━━━━━ Source material ━━━━━
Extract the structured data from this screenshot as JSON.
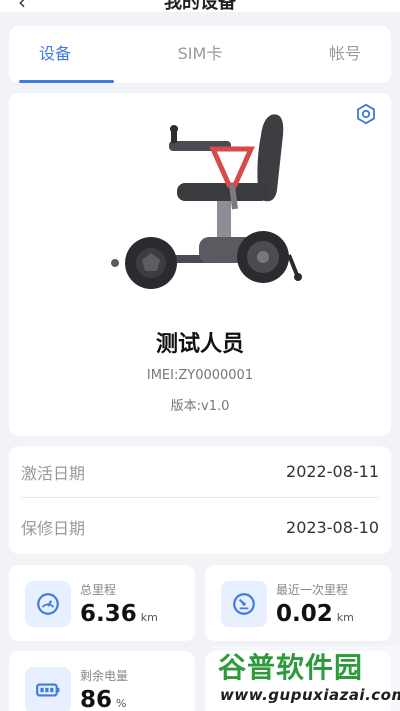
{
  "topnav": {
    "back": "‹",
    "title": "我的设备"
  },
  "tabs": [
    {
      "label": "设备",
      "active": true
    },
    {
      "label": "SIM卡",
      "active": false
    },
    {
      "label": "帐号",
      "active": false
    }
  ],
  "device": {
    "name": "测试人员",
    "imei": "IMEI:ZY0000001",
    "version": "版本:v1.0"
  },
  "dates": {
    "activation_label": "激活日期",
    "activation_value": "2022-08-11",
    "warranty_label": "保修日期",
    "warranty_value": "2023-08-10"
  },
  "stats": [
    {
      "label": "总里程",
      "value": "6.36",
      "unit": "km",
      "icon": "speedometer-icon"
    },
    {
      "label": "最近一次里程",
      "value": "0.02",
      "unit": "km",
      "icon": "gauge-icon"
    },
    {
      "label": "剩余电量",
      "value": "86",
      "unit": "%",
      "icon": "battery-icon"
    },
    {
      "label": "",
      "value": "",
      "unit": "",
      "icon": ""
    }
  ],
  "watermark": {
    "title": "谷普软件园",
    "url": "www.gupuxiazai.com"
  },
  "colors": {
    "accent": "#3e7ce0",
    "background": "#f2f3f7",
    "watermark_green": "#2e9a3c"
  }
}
━━━━━
## Instructions to follow:
Reproduce all of the data exactly; the pictures do not belong in the copy.

## Answer to the problem:
Extract the structured data from this screenshot as JSON.
{
  "topnav": {
    "back": "‹",
    "title": "我的设备"
  },
  "tabs": [
    {
      "label": "设备",
      "active": true
    },
    {
      "label": "SIM卡",
      "active": false
    },
    {
      "label": "帐号",
      "active": false
    }
  ],
  "device": {
    "name": "测试人员",
    "imei": "IMEI:ZY0000001",
    "version": "版本:v1.0"
  },
  "dates": {
    "activation_label": "激活日期",
    "activation_value": "2022-08-11",
    "warranty_label": "保修日期",
    "warranty_value": "2023-08-10"
  },
  "stats": [
    {
      "label": "总里程",
      "value": "6.36",
      "unit": "km",
      "icon": "speedometer-icon"
    },
    {
      "label": "最近一次里程",
      "value": "0.02",
      "unit": "km",
      "icon": "gauge-icon"
    },
    {
      "label": "剩余电量",
      "value": "86",
      "unit": "%",
      "icon": "battery-icon"
    },
    {
      "label": "",
      "value": "",
      "unit": "",
      "icon": ""
    }
  ],
  "watermark": {
    "title": "谷普软件园",
    "url": "www.gupuxiazai.com"
  },
  "colors": {
    "accent": "#3e7ce0",
    "background": "#f2f3f7",
    "watermark_green": "#2e9a3c"
  }
}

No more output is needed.